## PROBLEM DETAILS
Return every record below exactly as written, omitting any pictures.

## GIVEN RECORDS
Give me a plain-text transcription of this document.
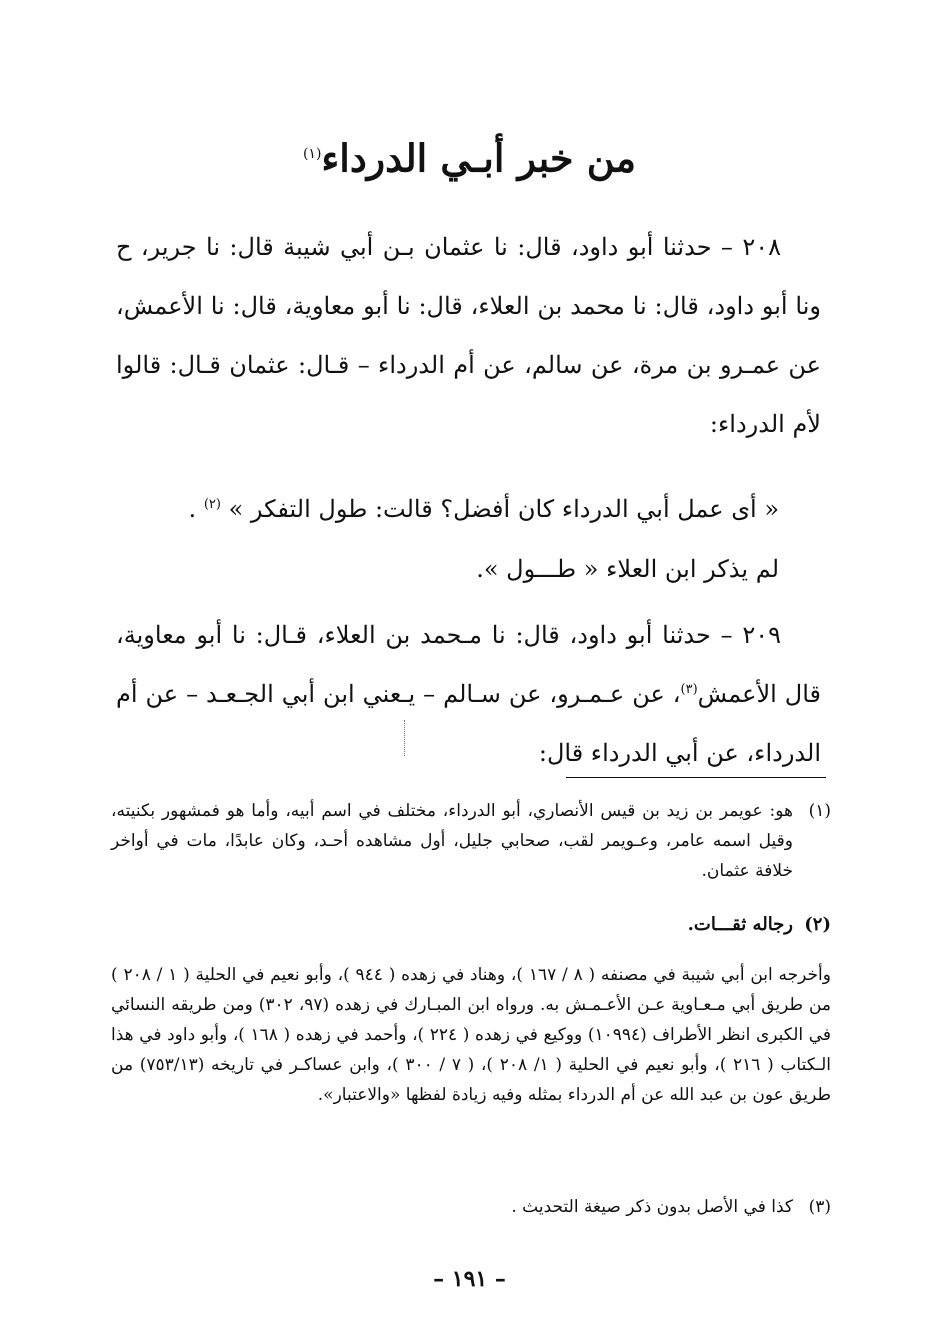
من خبر أبـي الدرداء$^{(١)}$
٢٠٨ – حدثنا أبو داود، قال: نا عثمان بـن أبي شيبة قال: نا جرير، ح ونا أبو داود، قال: نا محمد بن العلاء، قال: نا أبو معاوية، قال: نا الأعمش، عن عمـرو بن مرة، عن سالم، عن أم الدرداء – قـال: عثمان قـال: قالوا لأم الدرداء:
« أى عمل أبي الدرداء كان أفضل؟ قالت: طول التفكر » $^{(٢)}$ .
لم يذكر ابن العلاء « طـــول ».
٢٠٩ – حدثنا أبو داود، قال: نا مـحمد بن العلاء، قـال: نا أبو معاوية، قال الأعمش$^{(٣)}$، عن عـمـرو، عن سـالم – يـعني ابن أبي الجـعـد – عن أم الدرداء، عن أبي الدرداء قال:
(١)
هو: عويمر بن زيد بن قيس الأنصاري، أبو الدرداء، مختلف في اسم أبيه، وأما هو فمشهور بكنيته، وقيل اسمه عامر، وعـويمر لقب، صحابي جليل، أول مشاهده أحـد، وكان عابدًا، مات في أواخر خلافة عثمان.
(٢)
رجاله ثقـــات.
وأخرجه ابن أبي شيبة في مصنفه ( ٨ / ١٦٧ )، وهناد في زهده ( ٩٤٤ )، وأبو نعيم في الحلية ( ١ / ٢٠٨ ) من طريق أبي مـعـاوية عـن الأعـمـش به. ورواه ابن المبـارك في زهده (٩٧، ٣٠٢) ومن طريقه النسائي في الكبرى انظر الأطراف (١٠٩٩٤) ووكيع في زهده ( ٢٢٤ )، وأحمد في زهده ( ١٦٨ )، وأبو داود في هذا الـكتاب ( ٢١٦ )، وأبو نعيم في الحلية ( ١/ ٢٠٨ )، ( ٧ / ٣٠٠ )، وابن عساكـر في تاريخه (٧٥٣/١٣) من طريق عون بن عبد الله عن أم الدرداء بمثله وفيه زيادة لفظها «والاعتبار».
(٣)
كذا في الأصل بدون ذكر صيغة التحديث .
– ١٩١ –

## EXERCISE SOLUTION
Give me a plain-text transcription of this document.
من خبر أبـي الدرداء$^{(١)}$
٢٠٨ – حدثنا أبو داود، قال: نا عثمان بـن أبي شيبة قال: نا جرير، ح ونا أبو داود، قال: نا محمد بن العلاء، قال: نا أبو معاوية، قال: نا الأعمش، عن عمـرو بن مرة، عن سالم، عن أم الدرداء – قـال: عثمان قـال: قالوا لأم الدرداء:
« أى عمل أبي الدرداء كان أفضل؟ قالت: طول التفكر » $^{(٢)}$ .
لم يذكر ابن العلاء « طـــول ».
٢٠٩ – حدثنا أبو داود، قال: نا مـحمد بن العلاء، قـال: نا أبو معاوية، قال الأعمش$^{(٣)}$، عن عـمـرو، عن سـالم – يـعني ابن أبي الجـعـد – عن أم الدرداء، عن أبي الدرداء قال:
(١)
هو: عويمر بن زيد بن قيس الأنصاري، أبو الدرداء، مختلف في اسم أبيه، وأما هو فمشهور بكنيته، وقيل اسمه عامر، وعـويمر لقب، صحابي جليل، أول مشاهده أحـد، وكان عابدًا، مات في أواخر خلافة عثمان.
(٢)
رجاله ثقـــات.
وأخرجه ابن أبي شيبة في مصنفه ( ٨ / ١٦٧ )، وهناد في زهده ( ٩٤٤ )، وأبو نعيم في الحلية ( ١ / ٢٠٨ ) من طريق أبي مـعـاوية عـن الأعـمـش به. ورواه ابن المبـارك في زهده (٩٧، ٣٠٢) ومن طريقه النسائي في الكبرى انظر الأطراف (١٠٩٩٤) ووكيع في زهده ( ٢٢٤ )، وأحمد في زهده ( ١٦٨ )، وأبو داود في هذا الـكتاب ( ٢١٦ )، وأبو نعيم في الحلية ( ١/ ٢٠٨ )، ( ٧ / ٣٠٠ )، وابن عساكـر في تاريخه (٧٥٣/١٣) من طريق عون بن عبد الله عن أم الدرداء بمثله وفيه زيادة لفظها «والاعتبار».
(٣)
كذا في الأصل بدون ذكر صيغة التحديث .
– ١٩١ –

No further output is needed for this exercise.